:: THE PROBLEM ::
Pull out every line with the word "beschädigtes" from the entries below.

:: Data excerpts ::
※
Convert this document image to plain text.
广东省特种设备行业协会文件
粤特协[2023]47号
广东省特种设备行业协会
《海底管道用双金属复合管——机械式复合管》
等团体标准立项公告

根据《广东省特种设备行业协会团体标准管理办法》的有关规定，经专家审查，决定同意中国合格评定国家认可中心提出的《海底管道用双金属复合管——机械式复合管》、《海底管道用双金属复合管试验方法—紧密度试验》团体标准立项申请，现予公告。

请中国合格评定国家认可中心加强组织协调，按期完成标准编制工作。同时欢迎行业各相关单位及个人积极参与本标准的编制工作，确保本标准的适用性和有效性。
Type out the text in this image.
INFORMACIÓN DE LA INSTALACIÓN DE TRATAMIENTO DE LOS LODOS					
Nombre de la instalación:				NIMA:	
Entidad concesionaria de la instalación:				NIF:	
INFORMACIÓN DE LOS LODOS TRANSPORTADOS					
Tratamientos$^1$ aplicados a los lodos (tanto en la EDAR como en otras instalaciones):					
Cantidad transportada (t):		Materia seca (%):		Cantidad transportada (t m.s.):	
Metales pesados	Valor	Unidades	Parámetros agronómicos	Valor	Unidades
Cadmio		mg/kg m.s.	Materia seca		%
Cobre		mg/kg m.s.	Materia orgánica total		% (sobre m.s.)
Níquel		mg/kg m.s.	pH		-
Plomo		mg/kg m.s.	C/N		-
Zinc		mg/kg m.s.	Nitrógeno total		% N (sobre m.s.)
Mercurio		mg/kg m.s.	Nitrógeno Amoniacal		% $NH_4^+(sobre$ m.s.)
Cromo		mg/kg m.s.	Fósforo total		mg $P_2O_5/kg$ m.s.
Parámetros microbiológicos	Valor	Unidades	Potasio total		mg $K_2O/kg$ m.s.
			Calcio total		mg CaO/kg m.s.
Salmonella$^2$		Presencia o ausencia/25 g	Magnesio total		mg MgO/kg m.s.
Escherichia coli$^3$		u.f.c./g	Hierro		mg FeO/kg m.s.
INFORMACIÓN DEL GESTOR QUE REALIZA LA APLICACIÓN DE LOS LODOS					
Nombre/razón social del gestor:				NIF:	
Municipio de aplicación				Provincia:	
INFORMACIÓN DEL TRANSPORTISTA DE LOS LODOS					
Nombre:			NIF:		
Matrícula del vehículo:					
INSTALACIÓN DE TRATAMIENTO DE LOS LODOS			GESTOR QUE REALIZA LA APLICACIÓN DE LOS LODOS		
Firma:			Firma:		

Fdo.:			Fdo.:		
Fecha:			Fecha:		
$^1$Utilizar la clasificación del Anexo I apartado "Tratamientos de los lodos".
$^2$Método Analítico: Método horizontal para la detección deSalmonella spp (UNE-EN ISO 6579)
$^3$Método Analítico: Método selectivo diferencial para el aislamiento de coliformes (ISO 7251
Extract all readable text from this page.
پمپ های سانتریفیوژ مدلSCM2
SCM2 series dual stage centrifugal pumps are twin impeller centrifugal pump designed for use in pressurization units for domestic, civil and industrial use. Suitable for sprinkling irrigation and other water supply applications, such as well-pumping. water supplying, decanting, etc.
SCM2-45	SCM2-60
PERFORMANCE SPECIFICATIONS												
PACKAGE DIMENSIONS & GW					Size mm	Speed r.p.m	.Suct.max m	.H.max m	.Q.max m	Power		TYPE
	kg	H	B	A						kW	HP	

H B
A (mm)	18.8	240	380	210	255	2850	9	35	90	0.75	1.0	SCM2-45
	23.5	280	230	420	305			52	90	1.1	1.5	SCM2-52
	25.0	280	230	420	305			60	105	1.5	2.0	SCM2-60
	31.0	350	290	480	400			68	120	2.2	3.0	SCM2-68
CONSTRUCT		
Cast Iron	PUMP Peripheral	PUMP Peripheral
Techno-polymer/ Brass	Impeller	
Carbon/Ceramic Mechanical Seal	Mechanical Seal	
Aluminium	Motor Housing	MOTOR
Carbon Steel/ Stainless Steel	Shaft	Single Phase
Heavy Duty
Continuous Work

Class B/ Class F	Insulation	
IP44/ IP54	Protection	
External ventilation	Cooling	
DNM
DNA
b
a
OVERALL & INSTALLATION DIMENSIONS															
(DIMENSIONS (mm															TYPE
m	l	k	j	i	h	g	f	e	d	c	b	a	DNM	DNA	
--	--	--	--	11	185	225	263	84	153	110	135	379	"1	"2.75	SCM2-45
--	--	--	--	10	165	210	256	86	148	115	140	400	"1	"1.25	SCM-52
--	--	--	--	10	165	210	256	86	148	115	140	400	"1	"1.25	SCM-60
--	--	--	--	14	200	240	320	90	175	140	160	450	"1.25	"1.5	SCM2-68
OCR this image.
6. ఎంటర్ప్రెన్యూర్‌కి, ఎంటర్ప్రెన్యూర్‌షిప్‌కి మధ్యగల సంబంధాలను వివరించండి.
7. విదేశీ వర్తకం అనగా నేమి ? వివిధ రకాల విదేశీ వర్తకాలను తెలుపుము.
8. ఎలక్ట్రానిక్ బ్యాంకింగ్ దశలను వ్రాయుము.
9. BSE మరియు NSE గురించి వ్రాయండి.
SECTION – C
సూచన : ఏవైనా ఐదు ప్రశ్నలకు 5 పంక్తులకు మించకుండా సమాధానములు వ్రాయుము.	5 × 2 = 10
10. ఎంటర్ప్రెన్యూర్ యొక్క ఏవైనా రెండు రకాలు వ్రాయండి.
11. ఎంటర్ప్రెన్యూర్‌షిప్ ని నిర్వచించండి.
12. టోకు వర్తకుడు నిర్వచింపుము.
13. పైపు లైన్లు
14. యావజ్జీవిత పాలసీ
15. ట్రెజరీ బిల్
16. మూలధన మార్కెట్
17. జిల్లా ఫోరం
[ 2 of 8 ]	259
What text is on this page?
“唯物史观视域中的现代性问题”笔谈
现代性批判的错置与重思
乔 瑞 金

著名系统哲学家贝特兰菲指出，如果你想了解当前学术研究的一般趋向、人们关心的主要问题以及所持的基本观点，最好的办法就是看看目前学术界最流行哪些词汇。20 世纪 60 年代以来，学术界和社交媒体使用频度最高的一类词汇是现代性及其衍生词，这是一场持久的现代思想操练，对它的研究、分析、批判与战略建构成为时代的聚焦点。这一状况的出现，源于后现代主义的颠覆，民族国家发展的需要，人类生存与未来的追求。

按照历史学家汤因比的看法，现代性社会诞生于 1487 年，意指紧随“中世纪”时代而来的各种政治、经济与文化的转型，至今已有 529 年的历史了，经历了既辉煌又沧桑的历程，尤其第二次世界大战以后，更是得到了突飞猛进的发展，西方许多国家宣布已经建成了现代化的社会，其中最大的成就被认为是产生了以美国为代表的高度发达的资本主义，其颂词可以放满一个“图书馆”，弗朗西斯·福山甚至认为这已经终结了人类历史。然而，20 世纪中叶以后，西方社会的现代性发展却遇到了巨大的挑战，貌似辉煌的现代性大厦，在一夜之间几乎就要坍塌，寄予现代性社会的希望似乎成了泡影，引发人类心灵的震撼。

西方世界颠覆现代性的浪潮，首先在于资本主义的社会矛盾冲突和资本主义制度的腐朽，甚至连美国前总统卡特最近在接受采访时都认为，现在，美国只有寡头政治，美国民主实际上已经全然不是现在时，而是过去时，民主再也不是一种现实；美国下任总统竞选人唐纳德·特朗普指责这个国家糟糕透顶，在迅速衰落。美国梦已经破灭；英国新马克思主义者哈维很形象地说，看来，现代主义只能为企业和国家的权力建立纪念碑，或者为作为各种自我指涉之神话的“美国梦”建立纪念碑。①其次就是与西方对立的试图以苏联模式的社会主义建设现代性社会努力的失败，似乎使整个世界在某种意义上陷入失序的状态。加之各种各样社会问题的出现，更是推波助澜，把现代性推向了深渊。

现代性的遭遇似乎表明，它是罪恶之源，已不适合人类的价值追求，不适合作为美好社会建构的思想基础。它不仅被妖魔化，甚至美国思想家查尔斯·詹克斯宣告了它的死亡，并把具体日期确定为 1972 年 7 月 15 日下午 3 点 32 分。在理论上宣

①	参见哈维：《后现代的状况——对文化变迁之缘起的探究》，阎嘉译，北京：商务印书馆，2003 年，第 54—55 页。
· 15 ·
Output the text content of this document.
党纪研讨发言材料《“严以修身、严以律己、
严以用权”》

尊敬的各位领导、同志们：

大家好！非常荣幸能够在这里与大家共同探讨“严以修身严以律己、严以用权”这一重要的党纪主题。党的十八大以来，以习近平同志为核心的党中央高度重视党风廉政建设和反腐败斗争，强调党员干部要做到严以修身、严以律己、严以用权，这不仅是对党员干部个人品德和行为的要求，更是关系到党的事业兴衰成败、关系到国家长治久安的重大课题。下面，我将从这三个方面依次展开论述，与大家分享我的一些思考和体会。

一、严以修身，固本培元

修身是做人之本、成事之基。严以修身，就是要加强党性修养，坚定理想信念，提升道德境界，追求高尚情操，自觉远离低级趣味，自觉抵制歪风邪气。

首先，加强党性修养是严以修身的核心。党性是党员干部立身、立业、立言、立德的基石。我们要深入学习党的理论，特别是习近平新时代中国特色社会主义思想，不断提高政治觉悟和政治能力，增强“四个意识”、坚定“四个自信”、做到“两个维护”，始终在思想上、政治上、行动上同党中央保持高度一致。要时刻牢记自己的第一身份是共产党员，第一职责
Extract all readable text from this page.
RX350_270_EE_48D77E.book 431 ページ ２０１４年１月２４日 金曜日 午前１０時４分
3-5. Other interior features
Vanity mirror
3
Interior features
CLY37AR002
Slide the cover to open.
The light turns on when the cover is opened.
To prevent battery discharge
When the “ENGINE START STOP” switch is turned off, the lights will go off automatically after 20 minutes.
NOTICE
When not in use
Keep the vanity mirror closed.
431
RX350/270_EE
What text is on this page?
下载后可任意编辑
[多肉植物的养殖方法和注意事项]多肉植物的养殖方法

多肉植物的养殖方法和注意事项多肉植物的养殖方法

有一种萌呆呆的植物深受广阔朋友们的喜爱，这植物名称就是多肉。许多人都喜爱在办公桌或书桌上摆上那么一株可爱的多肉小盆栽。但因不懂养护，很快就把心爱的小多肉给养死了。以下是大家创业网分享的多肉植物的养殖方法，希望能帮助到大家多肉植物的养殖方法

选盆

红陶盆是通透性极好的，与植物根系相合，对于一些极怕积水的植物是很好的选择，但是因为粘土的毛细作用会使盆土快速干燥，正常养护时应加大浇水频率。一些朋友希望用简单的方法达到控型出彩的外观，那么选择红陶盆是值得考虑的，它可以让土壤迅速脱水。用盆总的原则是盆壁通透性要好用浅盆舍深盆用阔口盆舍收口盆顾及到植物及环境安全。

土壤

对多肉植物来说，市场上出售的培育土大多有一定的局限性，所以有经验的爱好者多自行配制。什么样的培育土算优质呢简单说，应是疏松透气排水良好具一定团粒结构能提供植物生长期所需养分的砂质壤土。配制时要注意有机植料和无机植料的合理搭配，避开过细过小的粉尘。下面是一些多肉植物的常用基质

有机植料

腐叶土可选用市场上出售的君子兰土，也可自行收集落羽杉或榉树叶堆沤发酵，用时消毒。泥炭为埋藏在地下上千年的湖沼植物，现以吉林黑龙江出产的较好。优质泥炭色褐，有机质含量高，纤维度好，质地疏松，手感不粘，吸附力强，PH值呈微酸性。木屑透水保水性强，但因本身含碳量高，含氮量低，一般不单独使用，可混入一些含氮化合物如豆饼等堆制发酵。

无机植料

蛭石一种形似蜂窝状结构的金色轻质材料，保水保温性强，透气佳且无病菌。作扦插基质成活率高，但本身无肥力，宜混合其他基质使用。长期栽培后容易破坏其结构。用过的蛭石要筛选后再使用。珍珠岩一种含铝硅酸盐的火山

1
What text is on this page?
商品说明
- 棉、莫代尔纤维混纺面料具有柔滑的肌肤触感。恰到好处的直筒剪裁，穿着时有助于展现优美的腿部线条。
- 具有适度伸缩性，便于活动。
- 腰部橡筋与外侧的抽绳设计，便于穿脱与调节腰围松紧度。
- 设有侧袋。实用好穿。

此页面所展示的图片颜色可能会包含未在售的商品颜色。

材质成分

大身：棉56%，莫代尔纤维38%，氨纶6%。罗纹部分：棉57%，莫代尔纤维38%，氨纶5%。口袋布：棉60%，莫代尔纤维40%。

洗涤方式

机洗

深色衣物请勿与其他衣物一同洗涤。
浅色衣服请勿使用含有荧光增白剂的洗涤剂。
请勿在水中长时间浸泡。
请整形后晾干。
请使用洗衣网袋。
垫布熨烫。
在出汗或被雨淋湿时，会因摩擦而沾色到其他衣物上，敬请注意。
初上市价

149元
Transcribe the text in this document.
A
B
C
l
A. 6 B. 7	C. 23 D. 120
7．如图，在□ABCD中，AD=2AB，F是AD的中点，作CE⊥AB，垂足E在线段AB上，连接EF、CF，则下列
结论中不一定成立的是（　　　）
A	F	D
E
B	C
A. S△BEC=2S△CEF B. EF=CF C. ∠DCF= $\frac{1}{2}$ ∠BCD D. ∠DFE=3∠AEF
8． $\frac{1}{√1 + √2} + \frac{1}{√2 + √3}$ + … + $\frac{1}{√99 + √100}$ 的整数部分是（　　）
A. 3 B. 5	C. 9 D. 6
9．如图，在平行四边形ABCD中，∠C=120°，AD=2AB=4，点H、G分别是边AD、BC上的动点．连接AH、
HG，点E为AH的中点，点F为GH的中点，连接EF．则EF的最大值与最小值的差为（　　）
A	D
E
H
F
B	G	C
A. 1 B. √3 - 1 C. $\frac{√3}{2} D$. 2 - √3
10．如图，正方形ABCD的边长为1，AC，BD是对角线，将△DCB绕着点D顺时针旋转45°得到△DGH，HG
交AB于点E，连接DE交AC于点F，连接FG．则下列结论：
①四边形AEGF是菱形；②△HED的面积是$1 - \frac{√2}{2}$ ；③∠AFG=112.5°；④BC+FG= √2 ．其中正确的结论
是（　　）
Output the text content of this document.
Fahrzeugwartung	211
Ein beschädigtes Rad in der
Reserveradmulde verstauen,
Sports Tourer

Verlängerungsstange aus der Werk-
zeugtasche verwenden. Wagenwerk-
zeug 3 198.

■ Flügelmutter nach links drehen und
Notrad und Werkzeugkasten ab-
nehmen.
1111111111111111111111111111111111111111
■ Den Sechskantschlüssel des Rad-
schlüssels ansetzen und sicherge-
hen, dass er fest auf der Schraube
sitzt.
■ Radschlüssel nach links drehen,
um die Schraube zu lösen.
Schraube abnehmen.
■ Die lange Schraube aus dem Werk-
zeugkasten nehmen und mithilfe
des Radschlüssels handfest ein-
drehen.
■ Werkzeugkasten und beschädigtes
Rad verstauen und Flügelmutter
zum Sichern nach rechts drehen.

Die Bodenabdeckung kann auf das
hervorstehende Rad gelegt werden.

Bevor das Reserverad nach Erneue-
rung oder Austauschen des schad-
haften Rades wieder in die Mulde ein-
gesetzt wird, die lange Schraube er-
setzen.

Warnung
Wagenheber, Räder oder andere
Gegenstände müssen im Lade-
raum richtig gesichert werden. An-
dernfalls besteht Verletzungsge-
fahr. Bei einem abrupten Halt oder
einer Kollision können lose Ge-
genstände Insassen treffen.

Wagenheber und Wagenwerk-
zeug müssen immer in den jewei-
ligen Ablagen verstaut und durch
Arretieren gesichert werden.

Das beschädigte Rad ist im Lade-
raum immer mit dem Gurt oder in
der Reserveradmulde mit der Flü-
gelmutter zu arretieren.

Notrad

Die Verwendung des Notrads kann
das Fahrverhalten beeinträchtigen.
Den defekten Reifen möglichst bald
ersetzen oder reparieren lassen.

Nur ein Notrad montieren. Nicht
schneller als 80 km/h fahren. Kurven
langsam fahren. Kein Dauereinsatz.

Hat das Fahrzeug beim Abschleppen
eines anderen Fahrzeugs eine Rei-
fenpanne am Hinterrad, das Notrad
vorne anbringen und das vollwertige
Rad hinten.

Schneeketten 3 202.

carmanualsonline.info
※
:: SOLUTION TO THIS PROBLEM ::
Ein beschädigtes Rad in der
■ Werkzeugkasten und beschädigtes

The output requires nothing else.